= Text =
** start **

"A few minutes ago every tree was excited, bowing to the roaring storm, waving, swirling, tossing their branches in glorious enthusiasm like worship. But though to the outer ear these trees are now silent, their songs never cease." ~ ~ ~ John Muir

Friday, May 14, 2010

Last few days in Turkey

Wednesday, May 5, 2010
Back street in Safranbolu
I'm feeling homesick today. I'm getting this feeling from time to time lately. This is a good thing. I don't miss my country or the mountains or my hometown today. (I missed the mountains immensely when I was in Armenia.) But I miss people. I miss my grandchildren, my children, my friends, my cat. I miss long talks with Michelle, when we discuss everything from the meaning of life to the meaning of life. I miss laughing until I cry with Sarina. I miss Catherine's great hugs and vibrant spirit beside me. I miss David's sweet smile and gentle humor. I miss my friends and our long talks and long walks.

I'm not ready to settle down yet though. That worries me a bit. But not too much. :o). I wonder sometimes if I'll ever overcome this restlessness. Even to stay 3 days in one place feels so long. What will it be like when I settle down permanently – whatever that means. I've traveled enough now that everything feels "normal" to me. I've seen enough different toilets, sleeping arrangements, foods, faces, landscapes, cities so that it all feels like home anymore. It's interesting. I feel more like a world citizen. That's a good feeling. It feels broader, more connected to all people. But in a way it's a sad feeling. I feel as if I have no small spot on the land that I'm really connected to. For all of my life I've felt so connected to Colorado and longed for a broader connection. Now that I have that broader connection . . . . where to anchor my little ship, this body of mine . . . .

Yoruk, small village near Safranbolu

Today will be a quiet day. Safranbolu is a small town, very easily explored in two days. I walked all around it twice yesterday, as well as taking a taxi ride to the neighboring village and walking around there. But there are houses and a museum to see here so my day will fill. There's a park at the top of a hill overlooking town. I'll take my lunch and hike up there then perhaps will walk farther afield.

Safranbolu


Thursday, May 6, 2010
I've stayed in Turkey a few days too long. Or not. Had I left after only one week I would have longed to come back. Now, I feel fulfilled. Turkey is very touristic. Safranbolu is a lovely little tourist town, similar to Estes Park in Colorado. There are a half-dozen old Ottoman houses that have been restored as museums (some decorated with furniture from the 1950s). There's a restaurant on every corner, though I never ate out as the home where I stayed provided wonderful home cooked meals. Oh, so wonderful!


The cobbled streets are lined with nic-nac-stuff shops. There are dozens of shops selling scarves, wooden toys, and the delicious trademark of Safranbolu, Turkish Delight. The salespeople are lack-luster today though. I walk past a shop and catch the seller's eye and she waves her hand wanly in the direction of her shop. Having been in the craft business myself I understand. When sales are dead it's hard to have enthusiasm for the random person strolling past.

** end **

Excerpts from a layout annotation set

** start **

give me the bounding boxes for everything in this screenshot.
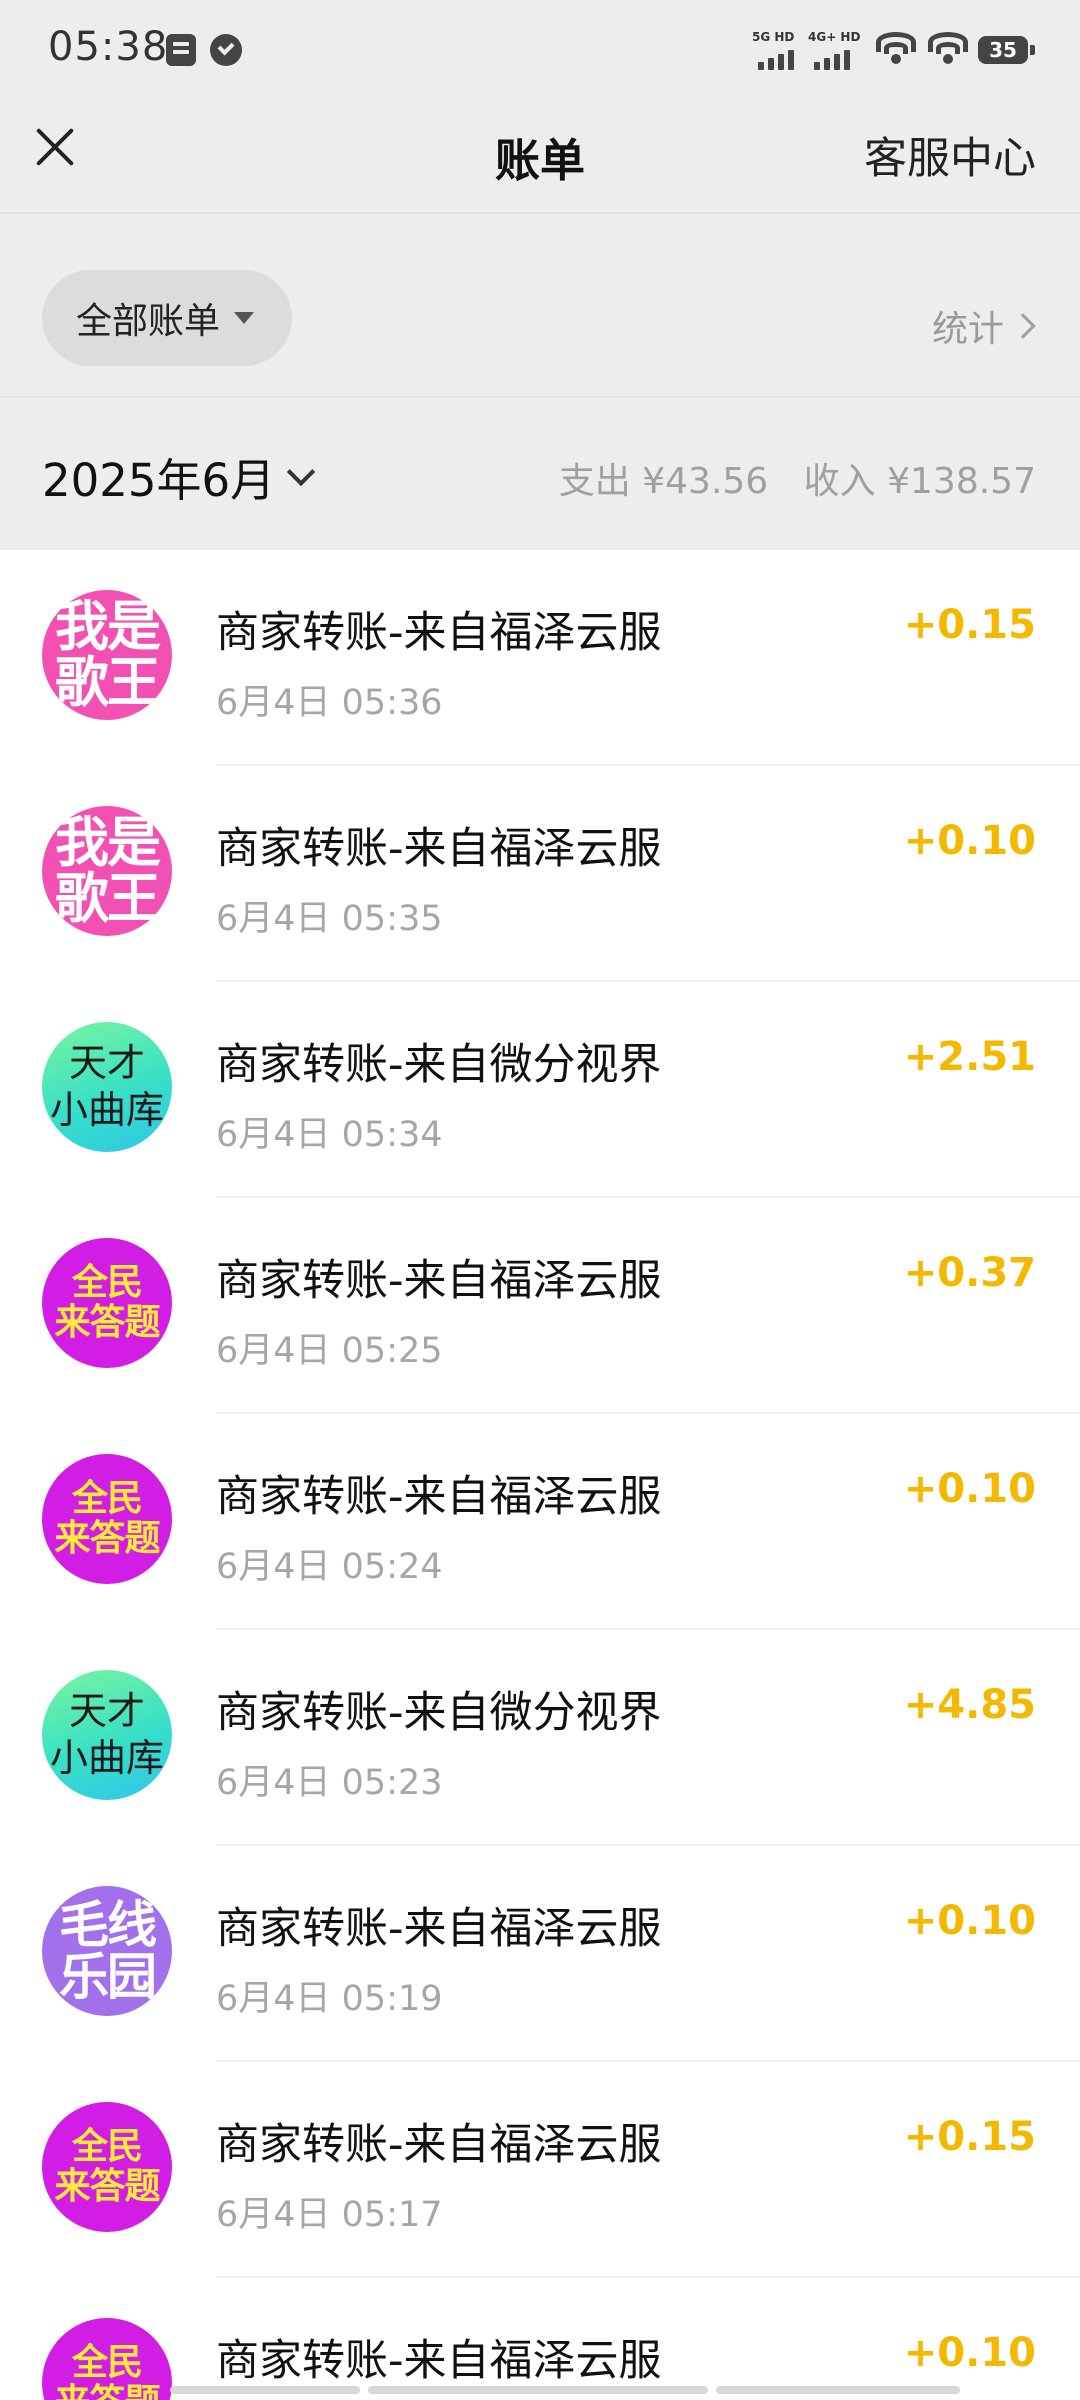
transaction-time: 6月4日 05:19 <box>216 1979 443 2019</box>
gesture-bar <box>170 2386 960 2394</box>
transaction-amount: +4.85 <box>903 1682 1036 1728</box>
transaction-row[interactable]: 全民来答题 商家转账-来自福泽云服 +0.10 <box>0 2278 1080 2400</box>
transaction-row[interactable]: 全民 来答题 商家转账-来自福泽云服 6月4日 05:17 +0.15 <box>0 2062 1080 2278</box>
transaction-time: 6月4日 05:25 <box>216 1331 443 1371</box>
transaction-amount: +0.10 <box>903 818 1036 864</box>
chevron-down-icon <box>287 457 316 486</box>
signal-5g-icon: 5G HD <box>752 30 804 70</box>
nav-bar: 账单 客服中心 <box>0 100 1080 214</box>
transaction-amount: +0.15 <box>903 2114 1036 2160</box>
transaction-list: 我是 歌王 商家转账-来自福泽云服 6月4日 05:36 +0.15 我是 歌王 商… <box>0 550 1080 2400</box>
transaction-amount: +0.37 <box>903 1250 1036 1296</box>
transaction-title: 商家转账-来自福泽云服 <box>216 1904 662 1954</box>
wifi-icon <box>926 32 970 66</box>
expense-total: 支出 ¥43.56 <box>558 461 769 502</box>
filter-row: 全部账单 统计 <box>0 214 1080 398</box>
transaction-title: 商家转账-来自微分视界 <box>216 1040 662 1090</box>
month-label: 2025年6月 <box>42 454 276 507</box>
top-area: 05:38 5G HD 4G+ HD 35 账单 客服中心 全部账单 统计 20… <box>0 0 1080 550</box>
filter-label: 全部账单 <box>76 301 221 342</box>
transaction-time: 6月4日 05:36 <box>216 683 443 723</box>
status-bar: 05:38 5G HD 4G+ HD 35 <box>0 0 1080 100</box>
transaction-title: 商家转账-来自福泽云服 <box>216 1472 662 1522</box>
statistics-label: 统计 <box>931 309 1004 350</box>
transaction-amount: +0.15 <box>903 602 1036 648</box>
merchant-avatar: 全民来答题 <box>42 2102 172 2232</box>
transaction-title: 商家转账-来自福泽云服 <box>216 2120 662 2170</box>
transaction-row[interactable]: 毛线 乐园 商家转账-来自福泽云服 6月4日 05:19 +0.10 <box>0 1846 1080 2062</box>
transaction-row[interactable]: 全民 来答题 商家转账-来自福泽云服 6月4日 05:25 +0.37 <box>0 1198 1080 1414</box>
bill-type-filter[interactable]: 全部账单 <box>42 270 292 366</box>
transaction-row[interactable]: 天才 小曲库 商家转账-来自微分视界 6月4日 05:34 +2.51 <box>0 982 1080 1198</box>
transaction-title: 商家转账-来自微分视界 <box>216 1688 662 1738</box>
transaction-time: 6月4日 05:24 <box>216 1547 443 1587</box>
merchant-avatar: 天才 小曲库 <box>42 1022 172 1152</box>
transaction-row[interactable]: 全民 来答题 商家转账-来自福泽云服 6月4日 05:24 +0.10 <box>0 1414 1080 1630</box>
merchant-avatar: 我是 歌王 <box>42 806 172 936</box>
transaction-row[interactable]: 我是 歌王 商家转账-来自福泽云服 6月4日 05:36 +0.15 <box>0 550 1080 766</box>
net2-label: 4G+ HD <box>808 30 861 44</box>
income-total: 收入 ¥138.57 <box>803 461 1036 502</box>
transaction-amount: +2.51 <box>903 1034 1036 1080</box>
merchant-avatar: 全民来答题 <box>42 1238 172 1368</box>
customer-service-link[interactable]: 客服中心 <box>864 124 1036 186</box>
merchant-avatar: 我是 歌王 <box>42 590 172 720</box>
transaction-time: 6月4日 05:34 <box>216 1115 443 1155</box>
battery-icon: 35 <box>978 36 1035 64</box>
transaction-title: 商家转账-来自福泽云服 <box>216 608 662 658</box>
month-header: 2025年6月 支出 ¥43.56 收入 ¥138.57 <box>0 398 1080 550</box>
signal-4g-icon: 4G+ HD <box>808 30 860 70</box>
chevron-right-icon <box>1010 313 1036 339</box>
transaction-title: 商家转账-来自福泽云服 <box>216 1256 662 1306</box>
transaction-row[interactable]: 我是 歌王 商家转账-来自福泽云服 6月4日 05:35 +0.10 <box>0 766 1080 982</box>
wifi-share-icon <box>874 32 918 66</box>
transaction-time: 6月4日 05:17 <box>216 2195 443 2235</box>
status-time: 05:38 <box>48 24 169 70</box>
transaction-row[interactable]: 天才 小曲库 商家转账-来自微分视界 6月4日 05:23 +4.85 <box>0 1630 1080 1846</box>
transaction-title: 商家转账-来自福泽云服 <box>216 824 662 874</box>
statistics-link[interactable]: 统计 <box>931 300 1036 352</box>
merchant-avatar: 全民来答题 <box>42 1454 172 1584</box>
check-circle-icon <box>210 34 242 66</box>
transaction-amount: +0.10 <box>903 1466 1036 1512</box>
month-picker[interactable]: 2025年6月 <box>42 444 316 509</box>
net1-label: 5G HD <box>752 30 795 44</box>
month-summary: 支出 ¥43.56 收入 ¥138.57 <box>559 452 1036 504</box>
transaction-time: 6月4日 05:23 <box>216 1763 443 1803</box>
transaction-amount: +0.10 <box>903 1898 1036 1944</box>
merchant-avatar: 毛线 乐园 <box>42 1886 172 2016</box>
merchant-avatar: 全民来答题 <box>42 2318 172 2400</box>
transaction-amount: +0.10 <box>903 2330 1036 2376</box>
transaction-time: 6月4日 05:35 <box>216 899 443 939</box>
caret-down-icon <box>234 312 255 324</box>
merchant-avatar: 天才 小曲库 <box>42 1670 172 1800</box>
transaction-title: 商家转账-来自福泽云服 <box>216 2336 662 2386</box>
notification-icon <box>166 34 196 66</box>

** end **

= Goal 1 =
Copy the part of the journal that opens with the words containing "Today will be" and closes with "walk farther afield.", renaming "taxi" to "bus" throughout.
= Goal 2 =
Lay out the entries from the line containing "transaction-time: 6月4日 05:19" through the line containing "transaction-amount: +0.10 <box>903 818", both included, as a Markdown table with the columns Nr and Entry, skipping blank lines.
The journal and the entries have no connection to each other.

= Task output 1 =
Today will be a quiet day. Safranbolu is a small town, very easily explored in two days. I walked all around it twice yesterday, as well as taking a bus ride to the neighboring village and walking around there. But there are houses and a museum to see here so my day will fill. There's a park at the top of a hill overlooking town. I'll take my lunch and hike up there then perhaps will walk farther afield.

= Task output 2 =
| Nr | Entry |
|---|---|
| 1 | transaction-time: 6月4日 05:19 <box>216 1979 443 2019</box> |
| 2 | gesture-bar <box>170 2386 960 2394</box> |
| 3 | transaction-amount: +4.85 <box>903 1682 1036 1728</box> |
| 4 | transaction-row[interactable]: 全民来答题 商家转账-来自福泽云服 +0.10 <box>0 2278 1080 2400</box> |
| 5 | transaction-row[interactable]: 全民 来答题 商家转账-来自福泽云服 6月4日 05:17 +0.15 <box>0 2062 1080 2278</box> |
| 6 | transaction-time: 6月4日 05:25 <box>216 1331 443 1371</box> |
| 7 | transaction-amount: +0.10 <box>903 818 1036 864</box> |